▶ **QUESTIONS ON THE MATERIAL**
(1) In the post on failing states, rewrite the paragraph beginning "States fail when national governments" as a short bulleted list that keeps its main facts.
(2) Answer these questions from the post on failing states, one line each:
(a) According to the professor on a hill in Worcester, what should an educated American be able to read and understand?
(b) What does the writer recommend laying in?
(c) Which country is number one on the 2008 list of failing states?

▶ **EXERCISE PASSAGE**
___
A billion years ago, on a hill in Worcester, a brilliant professor of Chaucer and rhetoric told me that he believed that an educated American should be able to read The Scientific American and understand it. Well, that hurt. Of course, he was right...and, I have worked not terribly hard but hard enough to be able to do so. I just don't want to most of the time. This article proves I ought to pay a little bit more attention.
You see, every now and then, I do. And when I do, I usually get bitch-slapped by something that I should have been conscious of and just let float by. Trained in philosophy as a yoot, Crusader AXE believes that things are in fact inter-related. Peter Senge's The Fifth Discipline -- not the goddamn field books, the actual book -- makes perfect sense to me now, and probably could and should be used as the basis for re-designing our education system. Won't of course -- we're sold on multiple choice testing in basic skills...See Dick run. See Jane run. See Spot hump Dick's leg...
Well, intuitively, we've all known for a while that things could get worse. I just think we haven't thought about how much worse. I recommend laying in a lot of water treatment kits and crates of protein powder and vitamin C because things are getting twitchy out there.
States fail when national governments can no longer provide personal
security, food security and basic social services such as education and
health care. They often lose control of part or all of their territory.
When governments lose their monopoly on power, law and order begin to
disintegrate. After a point, countries can become so dangerous that
food relief workers are no longer safe and their programs are halted;
in Somalia and Afghanistan, deteriorating conditions have already put
such programs in jeopardy.
Failing states are of international concern because they are a source
of terrorists, drugs, weapons and refugees, threatening political
stability everywhere. Somalia, number one on the 2008 list of failing
states, has become a base for piracy. Iraq, number five, is a hotbed
for terrorist training. Afghanistan, number seven, is the world’s
leading supplier of heroin. Following the massive genocide of 1994 in
Rwanda, refugees from that troubled state, thousands of armed soldiers
among them, helped to destabilize neighboring Democratic Republic of
the Congo (number six).
Now, the migrations that led to the proximate cause of the fall of Rome, the whole barbarian at the gates thing, resulted from famines in central Asia. The Great Plague combined with failed crops in Europe made the time one of remaining horror...remaining if you ever visit a church built about that time and see the stuff frescoed on the walls. Famine and plague, famine and plague, disease and hunger. As an Irish American with some First Nation's heritage as well, I understand at a primal level the fear of hunger...
So, a wake-up call. Life can get harder or better -- but if it becomes impossible to feed a hungry world, and we have 1-2-3 a hundred failed states not just in Africa or central Asia but in Latin America and Europe and the United States as well...Louisiana has already elected a fucking witch doctor...we have problems looming that makes the world seem pretty fragile indeed. You know, the goddamn "Environment? What environment?" crowd might get a little bit more with it if we start putting human beings on the endangered species list.
___
▶ **DATASET EXTRACT**

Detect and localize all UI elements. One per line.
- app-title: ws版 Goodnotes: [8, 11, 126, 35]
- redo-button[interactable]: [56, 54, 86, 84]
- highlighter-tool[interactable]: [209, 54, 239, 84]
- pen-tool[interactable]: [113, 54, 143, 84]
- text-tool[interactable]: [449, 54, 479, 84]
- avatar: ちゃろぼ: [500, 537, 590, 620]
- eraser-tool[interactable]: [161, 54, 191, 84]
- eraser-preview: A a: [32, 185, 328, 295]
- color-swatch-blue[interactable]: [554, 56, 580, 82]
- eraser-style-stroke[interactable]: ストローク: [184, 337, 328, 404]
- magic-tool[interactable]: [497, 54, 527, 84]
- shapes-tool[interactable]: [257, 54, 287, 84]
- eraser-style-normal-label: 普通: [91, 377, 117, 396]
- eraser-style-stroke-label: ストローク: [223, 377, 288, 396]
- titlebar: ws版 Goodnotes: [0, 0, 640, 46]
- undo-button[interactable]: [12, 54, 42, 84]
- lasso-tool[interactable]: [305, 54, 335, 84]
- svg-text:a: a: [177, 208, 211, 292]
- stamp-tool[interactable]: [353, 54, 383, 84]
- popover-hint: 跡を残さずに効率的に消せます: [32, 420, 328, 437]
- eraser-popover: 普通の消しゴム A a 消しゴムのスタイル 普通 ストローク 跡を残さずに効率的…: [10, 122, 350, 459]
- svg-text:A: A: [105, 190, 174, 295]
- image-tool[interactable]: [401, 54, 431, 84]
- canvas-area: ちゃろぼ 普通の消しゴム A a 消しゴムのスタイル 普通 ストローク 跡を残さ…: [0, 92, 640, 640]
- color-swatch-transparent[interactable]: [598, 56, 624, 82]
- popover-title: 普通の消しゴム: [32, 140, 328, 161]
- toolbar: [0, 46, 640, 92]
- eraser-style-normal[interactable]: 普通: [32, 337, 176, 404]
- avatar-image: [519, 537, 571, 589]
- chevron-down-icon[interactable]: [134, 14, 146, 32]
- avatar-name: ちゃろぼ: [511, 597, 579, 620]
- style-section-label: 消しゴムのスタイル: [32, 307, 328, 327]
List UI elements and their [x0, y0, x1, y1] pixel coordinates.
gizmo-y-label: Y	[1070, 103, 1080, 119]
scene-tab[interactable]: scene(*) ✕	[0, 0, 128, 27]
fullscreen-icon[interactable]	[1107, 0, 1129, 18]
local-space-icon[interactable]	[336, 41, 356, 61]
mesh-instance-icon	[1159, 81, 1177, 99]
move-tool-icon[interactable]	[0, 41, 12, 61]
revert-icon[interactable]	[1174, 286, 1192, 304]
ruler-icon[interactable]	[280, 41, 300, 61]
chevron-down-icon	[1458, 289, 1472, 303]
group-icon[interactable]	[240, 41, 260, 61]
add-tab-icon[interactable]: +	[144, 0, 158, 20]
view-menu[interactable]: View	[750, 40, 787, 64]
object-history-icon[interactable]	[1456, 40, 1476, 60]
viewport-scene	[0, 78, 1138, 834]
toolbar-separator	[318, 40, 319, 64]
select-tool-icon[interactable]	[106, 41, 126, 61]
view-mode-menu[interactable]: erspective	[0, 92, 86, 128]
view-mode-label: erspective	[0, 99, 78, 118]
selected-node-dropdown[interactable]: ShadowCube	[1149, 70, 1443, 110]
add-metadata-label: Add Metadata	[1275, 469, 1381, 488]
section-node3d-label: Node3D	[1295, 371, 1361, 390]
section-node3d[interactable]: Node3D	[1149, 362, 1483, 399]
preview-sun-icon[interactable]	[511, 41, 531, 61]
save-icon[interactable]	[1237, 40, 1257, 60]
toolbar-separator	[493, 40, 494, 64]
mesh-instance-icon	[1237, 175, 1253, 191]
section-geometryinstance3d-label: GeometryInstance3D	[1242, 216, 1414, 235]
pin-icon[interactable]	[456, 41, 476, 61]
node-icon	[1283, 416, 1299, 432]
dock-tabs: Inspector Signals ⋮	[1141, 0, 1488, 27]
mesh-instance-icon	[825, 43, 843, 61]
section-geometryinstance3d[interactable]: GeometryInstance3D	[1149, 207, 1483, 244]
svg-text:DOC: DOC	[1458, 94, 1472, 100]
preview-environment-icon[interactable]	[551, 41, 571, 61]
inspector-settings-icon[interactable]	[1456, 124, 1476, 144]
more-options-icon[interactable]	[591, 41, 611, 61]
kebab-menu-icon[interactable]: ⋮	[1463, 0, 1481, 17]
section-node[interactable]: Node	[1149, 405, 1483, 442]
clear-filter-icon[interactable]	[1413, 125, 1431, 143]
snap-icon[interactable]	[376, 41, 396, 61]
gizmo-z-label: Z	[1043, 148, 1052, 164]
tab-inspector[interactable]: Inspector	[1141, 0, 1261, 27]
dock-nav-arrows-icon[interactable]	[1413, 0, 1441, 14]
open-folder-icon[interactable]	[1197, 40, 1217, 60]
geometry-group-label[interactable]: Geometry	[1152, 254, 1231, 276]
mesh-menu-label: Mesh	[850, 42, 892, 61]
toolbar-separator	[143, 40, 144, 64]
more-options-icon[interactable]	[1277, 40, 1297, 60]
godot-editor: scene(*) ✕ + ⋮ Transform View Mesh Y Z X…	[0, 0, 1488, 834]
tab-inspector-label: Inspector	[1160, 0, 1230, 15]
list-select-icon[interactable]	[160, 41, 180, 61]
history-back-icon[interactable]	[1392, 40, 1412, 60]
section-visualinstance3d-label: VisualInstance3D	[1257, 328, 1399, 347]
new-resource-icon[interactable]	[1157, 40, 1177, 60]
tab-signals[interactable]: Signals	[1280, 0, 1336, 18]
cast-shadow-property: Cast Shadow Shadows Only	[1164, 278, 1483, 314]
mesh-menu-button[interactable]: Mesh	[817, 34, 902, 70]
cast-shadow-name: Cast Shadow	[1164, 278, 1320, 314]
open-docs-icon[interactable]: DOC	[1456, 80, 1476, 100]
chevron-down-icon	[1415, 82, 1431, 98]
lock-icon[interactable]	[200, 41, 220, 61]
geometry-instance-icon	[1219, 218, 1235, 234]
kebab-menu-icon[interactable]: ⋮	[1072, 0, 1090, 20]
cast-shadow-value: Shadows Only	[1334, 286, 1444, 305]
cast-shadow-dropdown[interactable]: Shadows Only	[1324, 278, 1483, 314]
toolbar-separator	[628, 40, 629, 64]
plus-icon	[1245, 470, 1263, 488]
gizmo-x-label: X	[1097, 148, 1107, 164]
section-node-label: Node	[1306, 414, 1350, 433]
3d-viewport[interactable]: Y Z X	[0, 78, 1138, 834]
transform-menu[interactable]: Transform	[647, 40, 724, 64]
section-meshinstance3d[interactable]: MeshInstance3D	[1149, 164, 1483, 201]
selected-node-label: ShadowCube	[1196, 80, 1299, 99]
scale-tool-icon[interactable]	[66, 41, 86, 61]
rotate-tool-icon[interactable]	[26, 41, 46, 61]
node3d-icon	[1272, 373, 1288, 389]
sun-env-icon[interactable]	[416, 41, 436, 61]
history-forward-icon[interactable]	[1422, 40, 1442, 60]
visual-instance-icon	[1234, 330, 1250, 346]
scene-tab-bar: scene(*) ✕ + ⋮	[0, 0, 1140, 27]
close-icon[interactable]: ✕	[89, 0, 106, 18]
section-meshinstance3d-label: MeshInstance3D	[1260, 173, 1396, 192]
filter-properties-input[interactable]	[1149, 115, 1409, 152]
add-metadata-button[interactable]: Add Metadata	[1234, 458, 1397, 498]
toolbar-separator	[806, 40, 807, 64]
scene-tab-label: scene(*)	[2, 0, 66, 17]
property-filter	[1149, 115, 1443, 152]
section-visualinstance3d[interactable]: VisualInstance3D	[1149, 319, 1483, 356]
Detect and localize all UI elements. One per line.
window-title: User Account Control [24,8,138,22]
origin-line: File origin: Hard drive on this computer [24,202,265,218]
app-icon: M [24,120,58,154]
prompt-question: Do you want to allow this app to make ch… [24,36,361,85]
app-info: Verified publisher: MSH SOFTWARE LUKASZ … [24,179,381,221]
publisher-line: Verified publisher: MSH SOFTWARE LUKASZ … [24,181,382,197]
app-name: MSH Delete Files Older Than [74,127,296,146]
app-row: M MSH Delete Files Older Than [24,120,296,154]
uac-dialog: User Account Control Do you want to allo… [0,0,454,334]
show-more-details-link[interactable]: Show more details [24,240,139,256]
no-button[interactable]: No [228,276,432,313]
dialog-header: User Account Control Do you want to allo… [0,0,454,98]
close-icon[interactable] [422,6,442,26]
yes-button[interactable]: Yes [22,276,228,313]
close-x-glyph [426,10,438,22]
___
▶ **RESULTS FOR THE EXERCISE**
(1)
- States fail when national governments can no longer provide personal security, food security and basic social services such as education and health care.
- They often lose control of part or all of their territory.
- When governments lose their monopoly on power, law and order begin to disintegrate.
- Countries can become so dangerous that food relief workers are no longer safe and their programs are halted.
- In Somalia and Afghanistan, deteriorating conditions have already put such programs in jeopardy.

(2)
(a) The Scientific American.
(b) A lot of water treatment kits and crates of protein powder and vitamin C.
(c) Somalia.